Figure content listings:
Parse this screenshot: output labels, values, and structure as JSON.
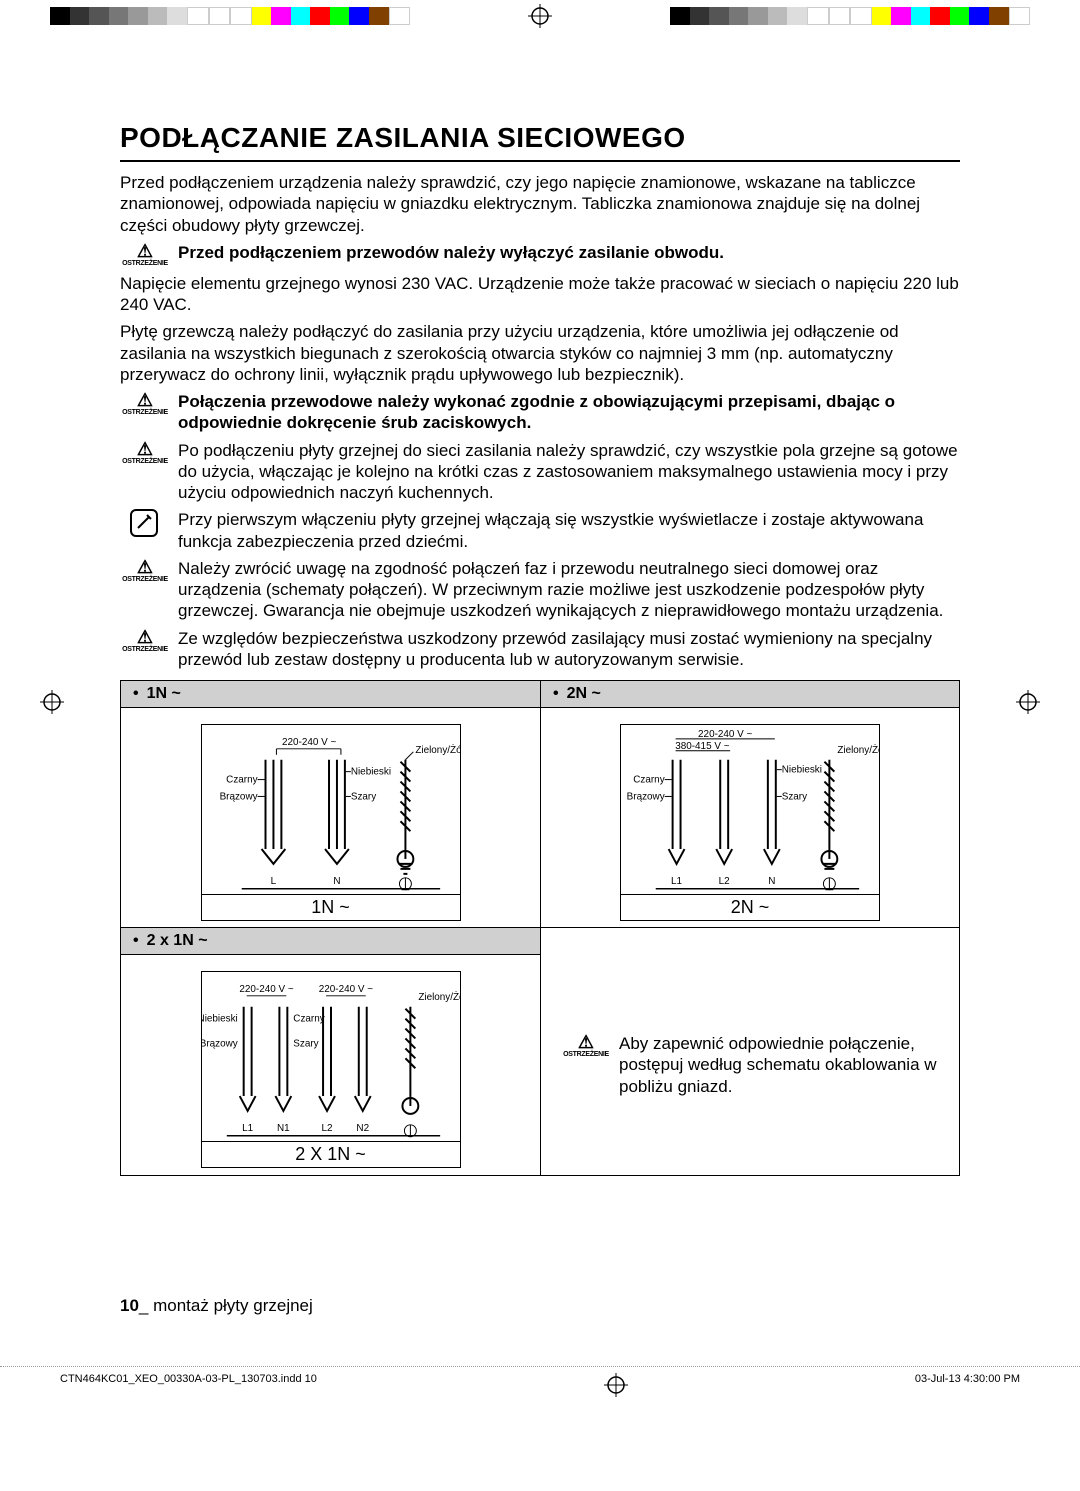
{
  "colorbar": [
    "#000000",
    "#333333",
    "#555555",
    "#777777",
    "#999999",
    "#bbbbbb",
    "#dddddd",
    "#ffffff",
    "#ffffff",
    "#ffffff",
    "#ffff00",
    "#ff00ff",
    "#00ffff",
    "#ff0000",
    "#00ff00",
    "#0000ff",
    "#804000",
    "#ffffff"
  ],
  "title": "PODŁĄCZANIE ZASILANIA SIECIOWEGO",
  "intro": "Przed podłączeniem urządzenia należy sprawdzić, czy jego napięcie znamionowe, wskazane na tabliczce znamionowej, odpowiada napięciu w gniazdku elektrycznym. Tabliczka znamionowa znajduje się na dolnej części obudowy płyty grzewczej.",
  "warn_label": "OSTRZEŻENIE",
  "warn1": "Przed podłączeniem przewodów należy wyłączyć zasilanie obwodu.",
  "para2": "Napięcie elementu grzejnego wynosi 230 VAC. Urządzenie może także pracować w sieciach o napięciu 220 lub 240 VAC.",
  "para3": "Płytę grzewczą należy podłączyć do zasilania przy użyciu urządzenia, które umożliwia jej odłączenie od zasilania na wszystkich biegunach z szerokością otwarcia styków co najmniej 3 mm (np. automatyczny przerywacz do ochrony linii, wyłącznik prądu upływowego lub bezpiecznik).",
  "warn2": "Połączenia przewodowe należy wykonać zgodnie z obowiązującymi przepisami, dbając o odpowiednie dokręcenie śrub zaciskowych.",
  "warn3": "Po podłączeniu płyty grzejnej do sieci zasilania należy sprawdzić, czy wszystkie pola grzejne są gotowe do użycia, włączając je kolejno na krótki czas z zastosowaniem maksymalnego ustawienia mocy i przy użyciu odpowiednich naczyń kuchennych.",
  "info1": "Przy pierwszym włączeniu płyty grzejnej włączają się wszystkie wyświetlacze i zostaje aktywowana funkcja zabezpieczenia przed dziećmi.",
  "warn4": "Należy zwrócić uwagę na zgodność połączeń faz i przewodu neutralnego sieci domowej oraz urządzenia (schematy połączeń). W przeciwnym razie możliwe jest uszkodzenie podzespołów płyty grzewczej. Gwarancja nie obejmuje uszkodzeń wynikających z nieprawidłowego montażu urządzenia.",
  "warn5": "Ze względów bezpieczeństwa uszkodzony przewód zasilający musi zostać wymieniony na specjalny przewód lub zestaw dostępny u producenta lub w autoryzowanym serwisie.",
  "head_1n": "1N ~",
  "head_2n": "2N ~",
  "head_2x1n": "2 x 1N ~",
  "diag1": {
    "caption": "1N ~",
    "voltage": "220-240 V ~",
    "labels": {
      "zielony": "Zielony/Żółto",
      "niebieski": "Niebieski",
      "czarny": "Czarny",
      "brazowy": "Brązowy",
      "szary": "Szary",
      "L": "L",
      "N": "N"
    }
  },
  "diag2": {
    "caption": "2N ~",
    "voltage1": "220-240 V ~",
    "voltage2": "380-415 V ~",
    "labels": {
      "zielony": "Zielony/Żółto",
      "niebieski": "Niebieski",
      "czarny": "Czarny",
      "brazowy": "Brązowy",
      "szary": "Szary",
      "L1": "L1",
      "L2": "L2",
      "N": "N"
    }
  },
  "diag3": {
    "caption": "2 X 1N ~",
    "voltage": "220-240 V ~",
    "labels": {
      "zielony": "Zielony/Żółto",
      "niebieski": "Niebieski",
      "czarny": "Czarny",
      "brazowy": "Brązowy",
      "szary": "Szary",
      "L1": "L1",
      "N1": "N1",
      "L2": "L2",
      "N2": "N2"
    }
  },
  "note": "Aby zapewnić odpowiednie połączenie, postępuj według schematu okablowania w pobliżu gniazd.",
  "page_num": "10",
  "page_label": "_ montaż płyty grzejnej",
  "print_file": "CTN464KC01_XEO_00330A-03-PL_130703.indd   10",
  "print_date": "03-Jul-13   4:30:00 PM"
}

Task directions:
What you return should match the records above word for word, minus the pictures.

Answer to this task:
Parse this screenshot: output labels, values, and structure as JSON.
{
  "colorbar": [
    "#000000",
    "#333333",
    "#555555",
    "#777777",
    "#999999",
    "#bbbbbb",
    "#dddddd",
    "#ffffff",
    "#ffffff",
    "#ffffff",
    "#ffff00",
    "#ff00ff",
    "#00ffff",
    "#ff0000",
    "#00ff00",
    "#0000ff",
    "#804000",
    "#ffffff"
  ],
  "title": "PODŁĄCZANIE ZASILANIA SIECIOWEGO",
  "intro": "Przed podłączeniem urządzenia należy sprawdzić, czy jego napięcie znamionowe, wskazane na tabliczce znamionowej, odpowiada napięciu w gniazdku elektrycznym. Tabliczka znamionowa znajduje się na dolnej części obudowy płyty grzewczej.",
  "warn_label": "OSTRZEŻENIE",
  "warn1": "Przed podłączeniem przewodów należy wyłączyć zasilanie obwodu.",
  "para2": "Napięcie elementu grzejnego wynosi 230 VAC. Urządzenie może także pracować w sieciach o napięciu 220 lub 240 VAC.",
  "para3": "Płytę grzewczą należy podłączyć do zasilania przy użyciu urządzenia, które umożliwia jej odłączenie od zasilania na wszystkich biegunach z szerokością otwarcia styków co najmniej 3 mm (np. automatyczny przerywacz do ochrony linii, wyłącznik prądu upływowego lub bezpiecznik).",
  "warn2": "Połączenia przewodowe należy wykonać zgodnie z obowiązującymi przepisami, dbając o odpowiednie dokręcenie śrub zaciskowych.",
  "warn3": "Po podłączeniu płyty grzejnej do sieci zasilania należy sprawdzić, czy wszystkie pola grzejne są gotowe do użycia, włączając je kolejno na krótki czas z zastosowaniem maksymalnego ustawienia mocy i przy użyciu odpowiednich naczyń kuchennych.",
  "info1": "Przy pierwszym włączeniu płyty grzejnej włączają się wszystkie wyświetlacze i zostaje aktywowana funkcja zabezpieczenia przed dziećmi.",
  "warn4": "Należy zwrócić uwagę na zgodność połączeń faz i przewodu neutralnego sieci domowej oraz urządzenia (schematy połączeń). W przeciwnym razie możliwe jest uszkodzenie podzespołów płyty grzewczej. Gwarancja nie obejmuje uszkodzeń wynikających z nieprawidłowego montażu urządzenia.",
  "warn5": "Ze względów bezpieczeństwa uszkodzony przewód zasilający musi zostać wymieniony na specjalny przewód lub zestaw dostępny u producenta lub w autoryzowanym serwisie.",
  "head_1n": "1N ~",
  "head_2n": "2N ~",
  "head_2x1n": "2 x 1N ~",
  "diag1": {
    "caption": "1N ~",
    "voltage": "220-240 V ~",
    "labels": {
      "zielony": "Zielony/Żółto",
      "niebieski": "Niebieski",
      "czarny": "Czarny",
      "brazowy": "Brązowy",
      "szary": "Szary",
      "L": "L",
      "N": "N"
    }
  },
  "diag2": {
    "caption": "2N ~",
    "voltage1": "220-240 V ~",
    "voltage2": "380-415 V ~",
    "labels": {
      "zielony": "Zielony/Żółto",
      "niebieski": "Niebieski",
      "czarny": "Czarny",
      "brazowy": "Brązowy",
      "szary": "Szary",
      "L1": "L1",
      "L2": "L2",
      "N": "N"
    }
  },
  "diag3": {
    "caption": "2 X 1N ~",
    "voltage": "220-240 V ~",
    "labels": {
      "zielony": "Zielony/Żółto",
      "niebieski": "Niebieski",
      "czarny": "Czarny",
      "brazowy": "Brązowy",
      "szary": "Szary",
      "L1": "L1",
      "N1": "N1",
      "L2": "L2",
      "N2": "N2"
    }
  },
  "note": "Aby zapewnić odpowiednie połączenie, postępuj według schematu okablowania w pobliżu gniazd.",
  "page_num": "10",
  "page_label": "_ montaż płyty grzejnej",
  "print_file": "CTN464KC01_XEO_00330A-03-PL_130703.indd   10",
  "print_date": "03-Jul-13   4:30:00 PM"
}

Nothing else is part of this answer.